+++ Источник +++

Затѣмъ есть еще сфера, гдѣ присутствіе жизни несомнѣнно; это — явленія исторической жизни народа, это великія событія, въ которыхъ внутренняя сила вещей проявляется помимо людской воли. Уваженіе къ исторіи и умѣнье понимать ее — вотъ самый трудный, но правильный результатъ исканія жизни. «1805 годъ» показываетъ намъ, какъ далеко ушелъ въ этомъ дѣлѣ гр. Л. Н. Толстой. Конечно, никто не забудетъ, напримѣръ, такой фигуры, какъ Багратіонъ въ этомъ разсказѣ.

Но исторія совершается передъ нами. На нашихъ глазахъ происходила страшная борьба нѣсколькихъ государствъ съ Россіею и узломъ этой борьбы былъ Севастополь. Была, слѣдовательно, возможность увидѣть историческую жизнь лицомъ къ лицу, такъ близко, какъ только возможно. Позволимъ себѣ сказать, что это желаніе входило въ число побужденій, приведшихъ гр. Толстого на бастіоны Севастополя. Поэтъ былъ при оборонѣ Севастополя и разсказалъ намъ это событіе если не вполнѣ, то все же въ нѣкоторыхъ чертахъ, достойныхъ самого событія.

Но, повторяемъ, главный центръ не здѣсь: главный центръ въ томительной думѣ объ истинной жизни и красотѣ и о душевномъ безсиліи, недающемъ людямъ, доступа къ этой жизни и красотѣ. Мы попробуемъ въ слѣдующей статьѣ анализировать эту думу и подтвердить выписками наши общія положенія.

+++

**Что нужно сделать:**
(a) Изложи содержание статьи о Толстом в двух предложениях.
(b) Что, согласно статье о Толстом, было узлом борьбы нескольких государств с Россией?
(c) Продолжи статью о Толстом, начав сразу после ее последнего предложения.

+++ Фрагменты записей +++

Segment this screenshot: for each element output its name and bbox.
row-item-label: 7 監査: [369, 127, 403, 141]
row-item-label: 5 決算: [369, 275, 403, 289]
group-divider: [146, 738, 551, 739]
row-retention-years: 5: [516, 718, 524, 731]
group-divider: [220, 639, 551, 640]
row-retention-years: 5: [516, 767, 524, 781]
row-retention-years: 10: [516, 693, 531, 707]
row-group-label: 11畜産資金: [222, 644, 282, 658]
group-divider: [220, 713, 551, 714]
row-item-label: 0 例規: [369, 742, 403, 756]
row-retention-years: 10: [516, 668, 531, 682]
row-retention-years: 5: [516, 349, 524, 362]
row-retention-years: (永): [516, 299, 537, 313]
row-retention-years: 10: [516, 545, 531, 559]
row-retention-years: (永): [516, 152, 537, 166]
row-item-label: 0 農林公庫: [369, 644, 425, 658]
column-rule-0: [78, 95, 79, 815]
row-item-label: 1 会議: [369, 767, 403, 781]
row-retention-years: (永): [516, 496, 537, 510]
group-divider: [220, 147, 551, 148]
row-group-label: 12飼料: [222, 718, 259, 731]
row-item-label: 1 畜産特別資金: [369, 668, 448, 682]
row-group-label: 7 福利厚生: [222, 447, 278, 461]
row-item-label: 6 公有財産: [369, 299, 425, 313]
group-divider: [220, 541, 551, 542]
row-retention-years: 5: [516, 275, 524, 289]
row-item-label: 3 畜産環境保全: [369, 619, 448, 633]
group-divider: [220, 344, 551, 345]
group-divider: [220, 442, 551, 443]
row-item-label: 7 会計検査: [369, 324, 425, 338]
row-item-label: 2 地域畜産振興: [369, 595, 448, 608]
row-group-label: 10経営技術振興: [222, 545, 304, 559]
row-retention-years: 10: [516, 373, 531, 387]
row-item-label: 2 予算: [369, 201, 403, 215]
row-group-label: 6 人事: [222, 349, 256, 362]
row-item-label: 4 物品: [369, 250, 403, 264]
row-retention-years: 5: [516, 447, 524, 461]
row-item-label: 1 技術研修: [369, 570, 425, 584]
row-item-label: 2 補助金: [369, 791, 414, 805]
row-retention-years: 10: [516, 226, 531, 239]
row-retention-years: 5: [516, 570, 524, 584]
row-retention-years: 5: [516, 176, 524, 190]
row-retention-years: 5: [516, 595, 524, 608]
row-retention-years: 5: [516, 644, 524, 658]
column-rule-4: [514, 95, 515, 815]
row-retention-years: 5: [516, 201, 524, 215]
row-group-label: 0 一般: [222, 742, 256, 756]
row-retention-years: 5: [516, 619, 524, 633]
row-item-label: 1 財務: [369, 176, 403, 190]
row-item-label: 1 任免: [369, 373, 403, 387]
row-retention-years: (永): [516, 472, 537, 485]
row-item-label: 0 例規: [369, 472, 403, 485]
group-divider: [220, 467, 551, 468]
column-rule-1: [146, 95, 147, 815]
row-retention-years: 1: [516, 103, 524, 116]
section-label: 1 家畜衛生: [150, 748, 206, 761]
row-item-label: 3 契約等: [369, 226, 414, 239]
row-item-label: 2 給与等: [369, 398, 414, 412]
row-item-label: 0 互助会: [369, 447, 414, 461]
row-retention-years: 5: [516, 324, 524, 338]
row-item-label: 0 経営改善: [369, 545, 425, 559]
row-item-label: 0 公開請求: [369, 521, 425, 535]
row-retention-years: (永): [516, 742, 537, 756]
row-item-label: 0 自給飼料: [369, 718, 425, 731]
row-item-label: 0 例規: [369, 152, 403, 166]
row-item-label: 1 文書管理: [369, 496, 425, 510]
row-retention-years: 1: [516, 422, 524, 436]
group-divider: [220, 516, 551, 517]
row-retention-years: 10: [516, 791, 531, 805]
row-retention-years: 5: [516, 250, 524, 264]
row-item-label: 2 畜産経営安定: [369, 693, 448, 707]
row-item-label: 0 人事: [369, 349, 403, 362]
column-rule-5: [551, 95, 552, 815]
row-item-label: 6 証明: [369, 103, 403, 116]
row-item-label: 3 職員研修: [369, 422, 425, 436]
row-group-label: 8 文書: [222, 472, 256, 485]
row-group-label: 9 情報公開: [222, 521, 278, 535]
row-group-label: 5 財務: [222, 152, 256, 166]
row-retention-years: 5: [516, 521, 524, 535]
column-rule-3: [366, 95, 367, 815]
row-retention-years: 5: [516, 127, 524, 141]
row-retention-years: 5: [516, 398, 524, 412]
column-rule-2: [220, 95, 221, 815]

+++

**Ожидаемые ответы:**
(a) Автор считает явления исторической жизни народа сферой, где присутствие жизни несомненно, и пишет, что «1805 год» показывает, как далеко ушел Толстой в понимании истории, а оборона Севастополя дала ему возможность увидеть историческую жизнь лицом к лицу. При этом главным центром автор называет томительную думу об истинной жизни и красоте и о душевном бессилии, не дающем людям доступа к ним.

(b) Севастополь.

(c)
Статья вторая.

Въ заключеніе одной изъ мастерскихъ своихъ повѣстей (Севастополь въ маѣ 1855) гр. Л. Н. Толстой какъ-бы невольно высказалъ глубочайшій мотивъ своей поэзіи.

«Герой моей повѣсти — говоритъ онъ — котораго я люблю всѣми силами души, котораго старался воспроизвести во всей красотѣ его, и который всегда былъ, есть и будетъ прекрасенъ — правда». (Ч. II, стр. 61)[1].

Тутъ разомъ высказывается и то, что поэтъ ищетъ героя, ищетъ прекрасныхъ явленій жизни, и то, что онъ приступаетъ къ жизни съ требованіями неподкупной правды, и то, что въ своемъ строгомъ исканіи онъ не находитъ героя, не находитъ прекрасной жизни. Ему остается одно — признать свое исканіе за прекрасную черту, свои требованія за нормальное явленіе. Такъ онъ и сдѣлалъ, восхваляя свою правдивость.

Какъ мы уже сказали, поэтъ въ своихъ поискахъ за жизнью и красотою приходилъ на бастіоны Севастополя во время его обороны. И что же? Повидимому, онъ и тутъ не нашелъ героическихъ чертъ. Оканчивая повѣсть, изъ которой мы привели заключеніе, онъ говоритъ:

«Гдѣ выраженіе зла, котораго должно избѣгать? Гдѣ выраженіе добра, которому должно подражать въ этой повѣсти? Кто злодѣй, кто герой ея? Всѣ хороши и всѣ дурны» (тамъ же).

Еслибы это было послѣднимъ словомъ автора, то отсюда слѣдовало бы, что всѣ явленія, какія нашелъ поэтъ въ русской жизни, безразличны, всѣ имѣютъ такъ-сказать одну степень и всѣ одинаково далеки отъ явленій прекрасной, героической жизни. Мы увидимъ, однакоже, что не таковъ окончательный выводъ, что тяжелымъ трудомъ нашъ авторъ достигъ до другихъ, болѣе отрадныхъ взглядовъ.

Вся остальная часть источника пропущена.